***** Records supplied

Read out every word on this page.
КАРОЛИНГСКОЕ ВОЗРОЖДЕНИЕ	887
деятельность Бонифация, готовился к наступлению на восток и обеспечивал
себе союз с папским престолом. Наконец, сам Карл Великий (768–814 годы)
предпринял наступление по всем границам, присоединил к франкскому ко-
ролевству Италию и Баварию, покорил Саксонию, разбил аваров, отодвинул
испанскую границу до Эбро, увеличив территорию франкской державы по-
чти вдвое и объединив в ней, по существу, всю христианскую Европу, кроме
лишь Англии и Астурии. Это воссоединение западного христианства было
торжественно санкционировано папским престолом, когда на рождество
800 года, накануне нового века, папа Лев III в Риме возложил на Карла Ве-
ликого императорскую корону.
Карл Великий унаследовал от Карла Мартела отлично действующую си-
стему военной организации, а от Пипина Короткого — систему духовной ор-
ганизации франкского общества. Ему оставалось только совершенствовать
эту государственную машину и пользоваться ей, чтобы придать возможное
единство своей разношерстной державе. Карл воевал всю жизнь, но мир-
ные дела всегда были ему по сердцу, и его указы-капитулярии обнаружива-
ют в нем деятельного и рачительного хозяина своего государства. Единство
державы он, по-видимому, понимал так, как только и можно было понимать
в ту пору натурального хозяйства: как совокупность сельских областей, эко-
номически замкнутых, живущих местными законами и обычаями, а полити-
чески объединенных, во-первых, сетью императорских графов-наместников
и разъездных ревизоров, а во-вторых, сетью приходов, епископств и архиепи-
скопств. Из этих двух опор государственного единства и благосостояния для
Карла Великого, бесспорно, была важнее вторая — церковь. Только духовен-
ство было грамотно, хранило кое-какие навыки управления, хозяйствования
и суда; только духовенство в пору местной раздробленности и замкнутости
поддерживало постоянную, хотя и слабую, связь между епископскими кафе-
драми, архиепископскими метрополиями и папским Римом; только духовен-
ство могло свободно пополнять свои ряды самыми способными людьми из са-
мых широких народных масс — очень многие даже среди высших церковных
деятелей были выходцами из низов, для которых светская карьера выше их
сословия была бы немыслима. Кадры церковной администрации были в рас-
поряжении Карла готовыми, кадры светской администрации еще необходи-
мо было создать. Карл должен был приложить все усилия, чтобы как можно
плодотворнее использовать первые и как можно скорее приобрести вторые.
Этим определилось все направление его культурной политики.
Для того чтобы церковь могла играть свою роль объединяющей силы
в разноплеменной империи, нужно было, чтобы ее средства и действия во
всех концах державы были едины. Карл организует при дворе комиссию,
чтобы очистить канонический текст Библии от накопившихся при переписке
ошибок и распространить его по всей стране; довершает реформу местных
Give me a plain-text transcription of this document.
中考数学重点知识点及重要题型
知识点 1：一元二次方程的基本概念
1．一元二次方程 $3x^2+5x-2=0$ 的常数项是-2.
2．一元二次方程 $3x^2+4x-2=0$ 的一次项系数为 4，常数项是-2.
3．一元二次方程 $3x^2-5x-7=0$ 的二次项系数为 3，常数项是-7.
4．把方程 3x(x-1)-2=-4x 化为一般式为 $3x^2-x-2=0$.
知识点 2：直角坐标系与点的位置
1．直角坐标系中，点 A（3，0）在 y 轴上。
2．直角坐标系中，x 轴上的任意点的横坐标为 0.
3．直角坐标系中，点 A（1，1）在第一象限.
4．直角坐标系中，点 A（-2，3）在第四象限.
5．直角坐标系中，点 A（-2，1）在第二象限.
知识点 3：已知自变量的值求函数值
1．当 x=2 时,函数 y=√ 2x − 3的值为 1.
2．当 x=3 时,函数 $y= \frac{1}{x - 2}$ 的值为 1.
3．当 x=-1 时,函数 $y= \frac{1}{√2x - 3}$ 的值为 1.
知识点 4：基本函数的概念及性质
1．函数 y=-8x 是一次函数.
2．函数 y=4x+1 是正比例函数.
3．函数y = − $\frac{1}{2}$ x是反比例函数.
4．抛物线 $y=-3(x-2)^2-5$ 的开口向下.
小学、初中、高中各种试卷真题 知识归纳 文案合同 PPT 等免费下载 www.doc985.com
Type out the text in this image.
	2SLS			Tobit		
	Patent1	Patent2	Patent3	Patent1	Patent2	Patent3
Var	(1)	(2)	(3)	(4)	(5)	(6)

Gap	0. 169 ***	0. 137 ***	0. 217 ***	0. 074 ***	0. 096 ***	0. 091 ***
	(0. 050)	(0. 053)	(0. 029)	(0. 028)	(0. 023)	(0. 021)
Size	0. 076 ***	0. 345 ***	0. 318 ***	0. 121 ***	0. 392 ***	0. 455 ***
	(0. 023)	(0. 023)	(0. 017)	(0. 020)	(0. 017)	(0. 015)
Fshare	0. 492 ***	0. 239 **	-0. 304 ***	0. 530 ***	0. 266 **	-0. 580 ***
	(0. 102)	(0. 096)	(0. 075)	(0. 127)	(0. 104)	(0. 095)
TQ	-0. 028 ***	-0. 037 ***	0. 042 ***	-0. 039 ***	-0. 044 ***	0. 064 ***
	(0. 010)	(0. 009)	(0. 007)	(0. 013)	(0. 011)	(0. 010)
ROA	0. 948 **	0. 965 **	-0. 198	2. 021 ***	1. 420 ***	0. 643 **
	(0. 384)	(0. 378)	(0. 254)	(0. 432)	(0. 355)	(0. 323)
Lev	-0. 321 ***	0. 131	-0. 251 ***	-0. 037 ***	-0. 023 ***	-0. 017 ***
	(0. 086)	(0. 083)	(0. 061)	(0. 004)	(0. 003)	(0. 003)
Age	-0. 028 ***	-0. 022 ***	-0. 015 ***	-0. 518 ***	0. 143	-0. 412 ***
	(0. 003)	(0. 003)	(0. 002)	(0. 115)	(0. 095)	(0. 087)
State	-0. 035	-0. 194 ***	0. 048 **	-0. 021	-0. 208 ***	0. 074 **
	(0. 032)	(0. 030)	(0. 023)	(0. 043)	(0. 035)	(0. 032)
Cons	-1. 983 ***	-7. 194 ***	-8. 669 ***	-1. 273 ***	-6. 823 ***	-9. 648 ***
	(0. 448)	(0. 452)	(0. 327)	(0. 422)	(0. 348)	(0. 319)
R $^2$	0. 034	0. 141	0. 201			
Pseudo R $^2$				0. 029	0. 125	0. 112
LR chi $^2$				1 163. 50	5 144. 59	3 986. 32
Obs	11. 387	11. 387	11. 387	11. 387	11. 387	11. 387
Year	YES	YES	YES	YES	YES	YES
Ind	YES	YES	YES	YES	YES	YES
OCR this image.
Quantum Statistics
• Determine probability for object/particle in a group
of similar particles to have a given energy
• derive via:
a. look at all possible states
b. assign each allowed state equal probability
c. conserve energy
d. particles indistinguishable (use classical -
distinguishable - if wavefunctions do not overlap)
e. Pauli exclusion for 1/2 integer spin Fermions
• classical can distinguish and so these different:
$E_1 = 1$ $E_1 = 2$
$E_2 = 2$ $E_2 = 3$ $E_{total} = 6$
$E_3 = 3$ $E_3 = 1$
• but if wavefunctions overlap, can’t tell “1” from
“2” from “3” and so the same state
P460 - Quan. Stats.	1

**********

# Direction
Can you restate every record above word for word?

# The answer
Read out every word on this page.
КАРОЛИНГСКОЕ ВОЗРОЖДЕНИЕ	887
деятельность Бонифация, готовился к наступлению на восток и обеспечивал
себе союз с папским престолом. Наконец, сам Карл Великий (768–814 годы)
предпринял наступление по всем границам, присоединил к франкскому ко-
ролевству Италию и Баварию, покорил Саксонию, разбил аваров, отодвинул
испанскую границу до Эбро, увеличив территорию франкской державы по-
чти вдвое и объединив в ней, по существу, всю христианскую Европу, кроме
лишь Англии и Астурии. Это воссоединение западного христианства было
торжественно санкционировано папским престолом, когда на рождество
800 года, накануне нового века, папа Лев III в Риме возложил на Карла Ве-
ликого императорскую корону.
Карл Великий унаследовал от Карла Мартела отлично действующую си-
стему военной организации, а от Пипина Короткого — систему духовной ор-
ганизации франкского общества. Ему оставалось только совершенствовать
эту государственную машину и пользоваться ей, чтобы придать возможное
единство своей разношерстной державе. Карл воевал всю жизнь, но мир-
ные дела всегда были ему по сердцу, и его указы-капитулярии обнаружива-
ют в нем деятельного и рачительного хозяина своего государства. Единство
державы он, по-видимому, понимал так, как только и можно было понимать
в ту пору натурального хозяйства: как совокупность сельских областей, эко-
номически замкнутых, живущих местными законами и обычаями, а полити-
чески объединенных, во-первых, сетью императорских графов-наместников
и разъездных ревизоров, а во-вторых, сетью приходов, епископств и архиепи-
скопств. Из этих двух опор государственного единства и благосостояния для
Карла Великого, бесспорно, была важнее вторая — церковь. Только духовен-
ство было грамотно, хранило кое-какие навыки управления, хозяйствования
и суда; только духовенство в пору местной раздробленности и замкнутости
поддерживало постоянную, хотя и слабую, связь между епископскими кафе-
драми, архиепископскими метрополиями и папским Римом; только духовен-
ство могло свободно пополнять свои ряды самыми способными людьми из са-
мых широких народных масс — очень многие даже среди высших церковных
деятелей были выходцами из низов, для которых светская карьера выше их
сословия была бы немыслима. Кадры церковной администрации были в рас-
поряжении Карла готовыми, кадры светской администрации еще необходи-
мо было создать. Карл должен был приложить все усилия, чтобы как можно
плодотворнее использовать первые и как можно скорее приобрести вторые.
Этим определилось все направление его культурной политики.
Для того чтобы церковь могла играть свою роль объединяющей силы
в разноплеменной империи, нужно было, чтобы ее средства и действия во
всех концах державы были едины. Карл организует при дворе комиссию,
чтобы очистить канонический текст Библии от накопившихся при переписке
ошибок и распространить его по всей стране; довершает реформу местных
Give me a plain-text transcription of this document.
中考数学重点知识点及重要题型
知识点 1：一元二次方程的基本概念
1．一元二次方程 $3x^2+5x-2=0$ 的常数项是-2.
2．一元二次方程 $3x^2+4x-2=0$ 的一次项系数为 4，常数项是-2.
3．一元二次方程 $3x^2-5x-7=0$ 的二次项系数为 3，常数项是-7.
4．把方程 3x(x-1)-2=-4x 化为一般式为 $3x^2-x-2=0$.
知识点 2：直角坐标系与点的位置
1．直角坐标系中，点 A（3，0）在 y 轴上。
2．直角坐标系中，x 轴上的任意点的横坐标为 0.
3．直角坐标系中，点 A（1，1）在第一象限.
4．直角坐标系中，点 A（-2，3）在第四象限.
5．直角坐标系中，点 A（-2，1）在第二象限.
知识点 3：已知自变量的值求函数值
1．当 x=2 时,函数 y=√ 2x − 3的值为 1.
2．当 x=3 时,函数 $y= \frac{1}{x - 2}$ 的值为 1.
3．当 x=-1 时,函数 $y= \frac{1}{√2x - 3}$ 的值为 1.
知识点 4：基本函数的概念及性质
1．函数 y=-8x 是一次函数.
2．函数 y=4x+1 是正比例函数.
3．函数y = − $\frac{1}{2}$ x是反比例函数.
4．抛物线 $y=-3(x-2)^2-5$ 的开口向下.
小学、初中、高中各种试卷真题 知识归纳 文案合同 PPT 等免费下载 www.doc985.com
Type out the text in this image.
	2SLS			Tobit		
	Patent1	Patent2	Patent3	Patent1	Patent2	Patent3
Var	(1)	(2)	(3)	(4)	(5)	(6)

Gap	0. 169 ***	0. 137 ***	0. 217 ***	0. 074 ***	0. 096 ***	0. 091 ***
	(0. 050)	(0. 053)	(0. 029)	(0. 028)	(0. 023)	(0. 021)
Size	0. 076 ***	0. 345 ***	0. 318 ***	0. 121 ***	0. 392 ***	0. 455 ***
	(0. 023)	(0. 023)	(0. 017)	(0. 020)	(0. 017)	(0. 015)
Fshare	0. 492 ***	0. 239 **	-0. 304 ***	0. 530 ***	0. 266 **	-0. 580 ***
	(0. 102)	(0. 096)	(0. 075)	(0. 127)	(0. 104)	(0. 095)
TQ	-0. 028 ***	-0. 037 ***	0. 042 ***	-0. 039 ***	-0. 044 ***	0. 064 ***
	(0. 010)	(0. 009)	(0. 007)	(0. 013)	(0. 011)	(0. 010)
ROA	0. 948 **	0. 965 **	-0. 198	2. 021 ***	1. 420 ***	0. 643 **
	(0. 384)	(0. 378)	(0. 254)	(0. 432)	(0. 355)	(0. 323)
Lev	-0. 321 ***	0. 131	-0. 251 ***	-0. 037 ***	-0. 023 ***	-0. 017 ***
	(0. 086)	(0. 083)	(0. 061)	(0. 004)	(0. 003)	(0. 003)
Age	-0. 028 ***	-0. 022 ***	-0. 015 ***	-0. 518 ***	0. 143	-0. 412 ***
	(0. 003)	(0. 003)	(0. 002)	(0. 115)	(0. 095)	(0. 087)
State	-0. 035	-0. 194 ***	0. 048 **	-0. 021	-0. 208 ***	0. 074 **
	(0. 032)	(0. 030)	(0. 023)	(0. 043)	(0. 035)	(0. 032)
Cons	-1. 983 ***	-7. 194 ***	-8. 669 ***	-1. 273 ***	-6. 823 ***	-9. 648 ***
	(0. 448)	(0. 452)	(0. 327)	(0. 422)	(0. 348)	(0. 319)
R $^2$	0. 034	0. 141	0. 201			
Pseudo R $^2$				0. 029	0. 125	0. 112
LR chi $^2$				1 163. 50	5 144. 59	3 986. 32
Obs	11. 387	11. 387	11. 387	11. 387	11. 387	11. 387
Year	YES	YES	YES	YES	YES	YES
Ind	YES	YES	YES	YES	YES	YES
OCR this image.
Quantum Statistics
• Determine probability for object/particle in a group
of similar particles to have a given energy
• derive via:
a. look at all possible states
b. assign each allowed state equal probability
c. conserve energy
d. particles indistinguishable (use classical -
distinguishable - if wavefunctions do not overlap)
e. Pauli exclusion for 1/2 integer spin Fermions
• classical can distinguish and so these different:
$E_1 = 1$ $E_1 = 2$
$E_2 = 2$ $E_2 = 3$ $E_{total} = 6$
$E_3 = 3$ $E_3 = 1$
• but if wavefunctions overlap, can’t tell “1” from
“2” from “3” and so the same state
P460 - Quan. Stats.	1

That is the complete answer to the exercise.